- _EXERCISE_: Format every line of the entries below as a JSON list of strings, one string per line, with blank lines omitted.
——
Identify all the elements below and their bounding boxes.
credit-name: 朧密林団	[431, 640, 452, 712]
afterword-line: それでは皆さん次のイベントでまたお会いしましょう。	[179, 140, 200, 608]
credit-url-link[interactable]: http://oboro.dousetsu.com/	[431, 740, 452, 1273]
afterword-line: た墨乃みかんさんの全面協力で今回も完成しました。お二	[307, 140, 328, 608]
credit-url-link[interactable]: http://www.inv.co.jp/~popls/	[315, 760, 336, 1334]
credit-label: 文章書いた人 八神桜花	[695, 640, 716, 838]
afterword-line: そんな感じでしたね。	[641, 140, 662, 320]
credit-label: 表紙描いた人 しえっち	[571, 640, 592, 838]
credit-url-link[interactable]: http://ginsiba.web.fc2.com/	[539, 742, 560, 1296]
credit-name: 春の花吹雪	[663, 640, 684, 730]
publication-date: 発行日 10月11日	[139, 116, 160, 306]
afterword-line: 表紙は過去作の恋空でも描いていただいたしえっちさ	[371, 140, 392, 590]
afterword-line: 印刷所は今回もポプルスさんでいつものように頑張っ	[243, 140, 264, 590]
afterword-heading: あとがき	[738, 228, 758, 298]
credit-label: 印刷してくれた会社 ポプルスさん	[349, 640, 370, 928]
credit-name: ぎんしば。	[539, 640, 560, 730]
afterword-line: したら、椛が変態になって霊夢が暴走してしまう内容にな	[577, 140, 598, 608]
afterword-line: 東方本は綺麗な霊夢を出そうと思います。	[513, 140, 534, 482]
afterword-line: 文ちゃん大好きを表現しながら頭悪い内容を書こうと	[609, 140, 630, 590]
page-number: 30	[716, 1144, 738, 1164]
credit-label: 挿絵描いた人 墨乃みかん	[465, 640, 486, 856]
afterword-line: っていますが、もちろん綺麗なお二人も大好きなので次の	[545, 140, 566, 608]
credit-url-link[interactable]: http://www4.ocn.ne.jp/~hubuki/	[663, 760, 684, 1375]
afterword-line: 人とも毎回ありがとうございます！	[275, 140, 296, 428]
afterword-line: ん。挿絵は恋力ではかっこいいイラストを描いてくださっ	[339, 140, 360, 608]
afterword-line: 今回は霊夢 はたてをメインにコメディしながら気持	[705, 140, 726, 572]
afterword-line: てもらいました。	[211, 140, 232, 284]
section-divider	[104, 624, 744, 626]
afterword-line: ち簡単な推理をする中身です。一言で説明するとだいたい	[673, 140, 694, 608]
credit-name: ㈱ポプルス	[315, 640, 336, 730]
——
- _RESULT FOR THIS TASK_:
[
  "Identify all the elements below and their bounding boxes.",
  "credit-name: 朧密林団\t[431, 640, 452, 712]",
  "afterword-line: それでは皆さん次のイベントでまたお会いしましょう。\t[179, 140, 200, 608]",
  "credit-url-link[interactable]: http://oboro.dousetsu.com/\t[431, 740, 452, 1273]",
  "afterword-line: た墨乃みかんさんの全面協力で今回も完成しました。お二\t[307, 140, 328, 608]",
  "credit-url-link[interactable]: http://www.inv.co.jp/~popls/\t[315, 760, 336, 1334]",
  "credit-label: 文章書いた人 八神桜花\t[695, 640, 716, 838]",
  "afterword-line: そんな感じでしたね。\t[641, 140, 662, 320]",
  "credit-label: 表紙描いた人 しえっち\t[571, 640, 592, 838]",
  "credit-url-link[interactable]: http://ginsiba.web.fc2.com/\t[539, 742, 560, 1296]",
  "credit-name: 春の花吹雪\t[663, 640, 684, 730]",
  "publication-date: 発行日 10月11日\t[139, 116, 160, 306]",
  "afterword-line: 表紙は過去作の恋空でも描いていただいたしえっちさ\t[371, 140, 392, 590]",
  "afterword-line: 印刷所は今回もポプルスさんでいつものように頑張っ\t[243, 140, 264, 590]",
  "afterword-heading: あとがき\t[738, 228, 758, 298]",
  "credit-label: 印刷してくれた会社 ポプルスさん\t[349, 640, 370, 928]",
  "credit-name: ぎんしば。\t[539, 640, 560, 730]",
  "afterword-line: したら、椛が変態になって霊夢が暴走してしまう内容にな\t[577, 140, 598, 608]",
  "afterword-line: 東方本は綺麗な霊夢を出そうと思います。\t[513, 140, 534, 482]",
  "afterword-line: 文ちゃん大好きを表現しながら頭悪い内容を書こうと\t[609, 140, 630, 590]",
  "page-number: 30\t[716, 1144, 738, 1164]",
  "credit-label: 挿絵描いた人 墨乃みかん\t[465, 640, 486, 856]",
  "afterword-line: っていますが、もちろん綺麗なお二人も大好きなので次の\t[545, 140, 566, 608]",
  "credit-url-link[interactable]: http://www4.ocn.ne.jp/~hubuki/\t[663, 760, 684, 1375]",
  "afterword-line: 人とも毎回ありがとうございます！\t[275, 140, 296, 428]",
  "afterword-line: ん。挿絵は恋力ではかっこいいイラストを描いてくださっ\t[339, 140, 360, 608]",
  "afterword-line: 今回は霊夢 はたてをメインにコメディしながら気持\t[705, 140, 726, 572]",
  "afterword-line: てもらいました。\t[211, 140, 232, 284]",
  "section-divider\t[104, 624, 744, 626]",
  "afterword-line: ち簡単な推理をする中身です。一言で説明するとだいたい\t[673, 140, 694, 608]",
  "credit-name: ㈱ポプルス\t[315, 640, 336, 730]"
]